··· Given records

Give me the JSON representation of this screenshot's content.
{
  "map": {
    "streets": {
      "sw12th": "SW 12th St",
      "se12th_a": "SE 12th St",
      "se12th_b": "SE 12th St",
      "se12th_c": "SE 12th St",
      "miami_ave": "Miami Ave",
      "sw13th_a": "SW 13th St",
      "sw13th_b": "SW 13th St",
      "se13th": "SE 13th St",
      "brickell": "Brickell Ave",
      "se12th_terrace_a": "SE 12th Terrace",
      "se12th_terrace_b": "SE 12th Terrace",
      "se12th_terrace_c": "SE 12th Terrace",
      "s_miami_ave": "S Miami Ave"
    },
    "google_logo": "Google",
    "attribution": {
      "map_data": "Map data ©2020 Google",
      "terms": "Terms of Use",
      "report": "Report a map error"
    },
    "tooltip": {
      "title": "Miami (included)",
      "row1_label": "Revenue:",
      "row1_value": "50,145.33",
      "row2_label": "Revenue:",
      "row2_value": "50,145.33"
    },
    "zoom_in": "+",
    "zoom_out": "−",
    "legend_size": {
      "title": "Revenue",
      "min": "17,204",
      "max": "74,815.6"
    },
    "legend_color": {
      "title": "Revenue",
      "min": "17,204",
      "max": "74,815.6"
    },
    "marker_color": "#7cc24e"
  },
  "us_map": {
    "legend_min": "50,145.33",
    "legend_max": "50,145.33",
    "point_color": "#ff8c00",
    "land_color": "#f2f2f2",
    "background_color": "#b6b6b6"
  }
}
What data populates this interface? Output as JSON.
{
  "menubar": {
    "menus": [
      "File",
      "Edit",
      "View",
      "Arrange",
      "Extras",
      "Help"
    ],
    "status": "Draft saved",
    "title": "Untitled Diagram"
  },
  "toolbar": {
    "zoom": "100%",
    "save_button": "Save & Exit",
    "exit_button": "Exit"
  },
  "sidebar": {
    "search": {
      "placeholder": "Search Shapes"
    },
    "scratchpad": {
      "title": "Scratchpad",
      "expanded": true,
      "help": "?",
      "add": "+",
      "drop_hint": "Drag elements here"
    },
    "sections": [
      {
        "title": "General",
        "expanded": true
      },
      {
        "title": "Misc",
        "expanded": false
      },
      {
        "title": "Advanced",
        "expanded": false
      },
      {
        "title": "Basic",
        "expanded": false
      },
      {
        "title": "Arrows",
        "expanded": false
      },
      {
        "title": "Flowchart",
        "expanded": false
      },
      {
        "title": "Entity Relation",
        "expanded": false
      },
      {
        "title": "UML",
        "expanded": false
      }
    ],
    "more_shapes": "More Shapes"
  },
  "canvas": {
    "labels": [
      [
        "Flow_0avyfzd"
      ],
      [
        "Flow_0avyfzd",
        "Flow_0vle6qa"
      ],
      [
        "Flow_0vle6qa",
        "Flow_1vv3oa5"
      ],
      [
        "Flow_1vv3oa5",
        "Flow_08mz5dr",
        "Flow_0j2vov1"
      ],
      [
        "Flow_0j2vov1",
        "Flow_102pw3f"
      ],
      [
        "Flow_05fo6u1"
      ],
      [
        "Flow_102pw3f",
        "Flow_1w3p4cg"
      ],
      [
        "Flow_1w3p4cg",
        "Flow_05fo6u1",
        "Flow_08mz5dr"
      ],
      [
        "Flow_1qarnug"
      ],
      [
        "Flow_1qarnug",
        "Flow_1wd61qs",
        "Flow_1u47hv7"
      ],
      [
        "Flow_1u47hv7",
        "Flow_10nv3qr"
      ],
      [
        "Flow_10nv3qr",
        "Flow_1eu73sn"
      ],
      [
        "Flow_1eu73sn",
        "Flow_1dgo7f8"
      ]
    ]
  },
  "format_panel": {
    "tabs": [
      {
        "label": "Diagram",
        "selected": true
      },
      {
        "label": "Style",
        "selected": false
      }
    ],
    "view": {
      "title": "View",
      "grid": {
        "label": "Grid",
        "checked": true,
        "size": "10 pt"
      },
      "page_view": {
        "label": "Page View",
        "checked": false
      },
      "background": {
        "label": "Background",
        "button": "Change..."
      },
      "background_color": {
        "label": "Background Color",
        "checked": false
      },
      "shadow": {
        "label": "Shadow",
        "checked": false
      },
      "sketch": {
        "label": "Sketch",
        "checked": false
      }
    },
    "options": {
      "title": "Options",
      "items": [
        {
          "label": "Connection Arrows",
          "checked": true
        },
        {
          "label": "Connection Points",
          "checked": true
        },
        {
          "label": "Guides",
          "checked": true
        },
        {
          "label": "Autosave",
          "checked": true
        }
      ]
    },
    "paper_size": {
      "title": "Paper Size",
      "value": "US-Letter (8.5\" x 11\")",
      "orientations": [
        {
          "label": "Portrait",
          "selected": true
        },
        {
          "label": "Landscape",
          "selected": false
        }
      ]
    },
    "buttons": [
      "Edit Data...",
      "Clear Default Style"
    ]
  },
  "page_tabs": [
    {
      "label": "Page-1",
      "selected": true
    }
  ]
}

······

Task objective —
The records above should be repeated in full, exactly as given.

Final answer —
Give me the JSON representation of this screenshot's content.
{
  "map": {
    "streets": {
      "sw12th": "SW 12th St",
      "se12th_a": "SE 12th St",
      "se12th_b": "SE 12th St",
      "se12th_c": "SE 12th St",
      "miami_ave": "Miami Ave",
      "sw13th_a": "SW 13th St",
      "sw13th_b": "SW 13th St",
      "se13th": "SE 13th St",
      "brickell": "Brickell Ave",
      "se12th_terrace_a": "SE 12th Terrace",
      "se12th_terrace_b": "SE 12th Terrace",
      "se12th_terrace_c": "SE 12th Terrace",
      "s_miami_ave": "S Miami Ave"
    },
    "google_logo": "Google",
    "attribution": {
      "map_data": "Map data ©2020 Google",
      "terms": "Terms of Use",
      "report": "Report a map error"
    },
    "tooltip": {
      "title": "Miami (included)",
      "row1_label": "Revenue:",
      "row1_value": "50,145.33",
      "row2_label": "Revenue:",
      "row2_value": "50,145.33"
    },
    "zoom_in": "+",
    "zoom_out": "−",
    "legend_size": {
      "title": "Revenue",
      "min": "17,204",
      "max": "74,815.6"
    },
    "legend_color": {
      "title": "Revenue",
      "min": "17,204",
      "max": "74,815.6"
    },
    "marker_color": "#7cc24e"
  },
  "us_map": {
    "legend_min": "50,145.33",
    "legend_max": "50,145.33",
    "point_color": "#ff8c00",
    "land_color": "#f2f2f2",
    "background_color": "#b6b6b6"
  }
}
What data populates this interface? Output as JSON.
{
  "menubar": {
    "menus": [
      "File",
      "Edit",
      "View",
      "Arrange",
      "Extras",
      "Help"
    ],
    "status": "Draft saved",
    "title": "Untitled Diagram"
  },
  "toolbar": {
    "zoom": "100%",
    "save_button": "Save & Exit",
    "exit_button": "Exit"
  },
  "sidebar": {
    "search": {
      "placeholder": "Search Shapes"
    },
    "scratchpad": {
      "title": "Scratchpad",
      "expanded": true,
      "help": "?",
      "add": "+",
      "drop_hint": "Drag elements here"
    },
    "sections": [
      {
        "title": "General",
        "expanded": true
      },
      {
        "title": "Misc",
        "expanded": false
      },
      {
        "title": "Advanced",
        "expanded": false
      },
      {
        "title": "Basic",
        "expanded": false
      },
      {
        "title": "Arrows",
        "expanded": false
      },
      {
        "title": "Flowchart",
        "expanded": false
      },
      {
        "title": "Entity Relation",
        "expanded": false
      },
      {
        "title": "UML",
        "expanded": false
      }
    ],
    "more_shapes": "More Shapes"
  },
  "canvas": {
    "labels": [
      [
        "Flow_0avyfzd"
      ],
      [
        "Flow_0avyfzd",
        "Flow_0vle6qa"
      ],
      [
        "Flow_0vle6qa",
        "Flow_1vv3oa5"
      ],
      [
        "Flow_1vv3oa5",
        "Flow_08mz5dr",
        "Flow_0j2vov1"
      ],
      [
        "Flow_0j2vov1",
        "Flow_102pw3f"
      ],
      [
        "Flow_05fo6u1"
      ],
      [
        "Flow_102pw3f",
        "Flow_1w3p4cg"
      ],
      [
        "Flow_1w3p4cg",
        "Flow_05fo6u1",
        "Flow_08mz5dr"
      ],
      [
        "Flow_1qarnug"
      ],
      [
        "Flow_1qarnug",
        "Flow_1wd61qs",
        "Flow_1u47hv7"
      ],
      [
        "Flow_1u47hv7",
        "Flow_10nv3qr"
      ],
      [
        "Flow_10nv3qr",
        "Flow_1eu73sn"
      ],
      [
        "Flow_1eu73sn",
        "Flow_1dgo7f8"
      ]
    ]
  },
  "format_panel": {
    "tabs": [
      {
        "label": "Diagram",
        "selected": true
      },
      {
        "label": "Style",
        "selected": false
      }
    ],
    "view": {
      "title": "View",
      "grid": {
        "label": "Grid",
        "checked": true,
        "size": "10 pt"
      },
      "page_view": {
        "label": "Page View",
        "checked": false
      },
      "background": {
        "label": "Background",
        "button": "Change..."
      },
      "background_color": {
        "label": "Background Color",
        "checked": false
      },
      "shadow": {
        "label": "Shadow",
        "checked": false
      },
      "sketch": {
        "label": "Sketch",
        "checked": false
      }
    },
    "options": {
      "title": "Options",
      "items": [
        {
          "label": "Connection Arrows",
          "checked": true
        },
        {
          "label": "Connection Points",
          "checked": true
        },
        {
          "label": "Guides",
          "checked": true
        },
        {
          "label": "Autosave",
          "checked": true
        }
      ]
    },
    "paper_size": {
      "title": "Paper Size",
      "value": "US-Letter (8.5\" x 11\")",
      "orientations": [
        {
          "label": "Portrait",
          "selected": true
        },
        {
          "label": "Landscape",
          "selected": false
        }
      ]
    },
    "buttons": [
      "Edit Data...",
      "Clear Default Style"
    ]
  },
  "page_tabs": [
    {
      "label": "Page-1",
      "selected": true
    }
  ]
}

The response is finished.